**To do**
Find the word "butterfly" in the material below and gather every line that contains it.

**Provided records**
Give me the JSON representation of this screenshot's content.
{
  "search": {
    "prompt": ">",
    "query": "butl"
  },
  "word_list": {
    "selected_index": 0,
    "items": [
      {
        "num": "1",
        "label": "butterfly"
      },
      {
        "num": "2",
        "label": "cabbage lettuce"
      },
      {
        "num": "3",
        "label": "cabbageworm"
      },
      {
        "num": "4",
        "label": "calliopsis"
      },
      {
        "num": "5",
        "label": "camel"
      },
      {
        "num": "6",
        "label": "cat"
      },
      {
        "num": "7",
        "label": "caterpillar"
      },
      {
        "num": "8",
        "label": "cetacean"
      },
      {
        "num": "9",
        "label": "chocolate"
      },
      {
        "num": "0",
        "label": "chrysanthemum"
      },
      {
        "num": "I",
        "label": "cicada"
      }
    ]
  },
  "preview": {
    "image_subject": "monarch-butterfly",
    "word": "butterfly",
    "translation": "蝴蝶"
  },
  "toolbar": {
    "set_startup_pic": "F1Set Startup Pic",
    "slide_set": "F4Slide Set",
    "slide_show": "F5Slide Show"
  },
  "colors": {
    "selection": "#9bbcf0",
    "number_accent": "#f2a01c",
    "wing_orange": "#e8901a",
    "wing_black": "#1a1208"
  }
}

**Solution to the problem**
        "label": "butterfly"
    "image_subject": "monarch-butterfly",
    "word": "butterfly",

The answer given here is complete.